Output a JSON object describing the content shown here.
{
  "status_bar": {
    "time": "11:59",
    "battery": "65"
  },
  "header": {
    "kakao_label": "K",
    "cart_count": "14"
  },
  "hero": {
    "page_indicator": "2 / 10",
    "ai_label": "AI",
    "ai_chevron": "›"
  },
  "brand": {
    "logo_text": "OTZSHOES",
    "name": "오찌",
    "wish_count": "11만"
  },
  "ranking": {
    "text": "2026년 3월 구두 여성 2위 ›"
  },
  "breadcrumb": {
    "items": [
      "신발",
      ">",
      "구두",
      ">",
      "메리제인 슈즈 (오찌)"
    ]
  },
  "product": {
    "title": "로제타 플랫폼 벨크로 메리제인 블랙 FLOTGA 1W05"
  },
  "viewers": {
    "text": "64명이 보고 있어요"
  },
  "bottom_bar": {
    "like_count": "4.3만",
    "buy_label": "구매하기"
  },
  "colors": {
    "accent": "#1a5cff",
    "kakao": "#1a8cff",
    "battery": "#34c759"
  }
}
☆ ☆ ☆ ☆ ☆ ☆ ☆
→ Short problem:
Go through the records above and set each one down exactly, please.

→ Solution for this exercise:
Output a JSON object describing the content shown here.
{
  "status_bar": {
    "time": "11:59",
    "battery": "65"
  },
  "header": {
    "kakao_label": "K",
    "cart_count": "14"
  },
  "hero": {
    "page_indicator": "2 / 10",
    "ai_label": "AI",
    "ai_chevron": "›"
  },
  "brand": {
    "logo_text": "OTZSHOES",
    "name": "오찌",
    "wish_count": "11만"
  },
  "ranking": {
    "text": "2026년 3월 구두 여성 2위 ›"
  },
  "breadcrumb": {
    "items": [
      "신발",
      ">",
      "구두",
      ">",
      "메리제인 슈즈 (오찌)"
    ]
  },
  "product": {
    "title": "로제타 플랫폼 벨크로 메리제인 블랙 FLOTGA 1W05"
  },
  "viewers": {
    "text": "64명이 보고 있어요"
  },
  "bottom_bar": {
    "like_count": "4.3만",
    "buy_label": "구매하기"
  },
  "colors": {
    "accent": "#1a5cff",
    "kakao": "#1a8cff",
    "battery": "#34c759"
  }
}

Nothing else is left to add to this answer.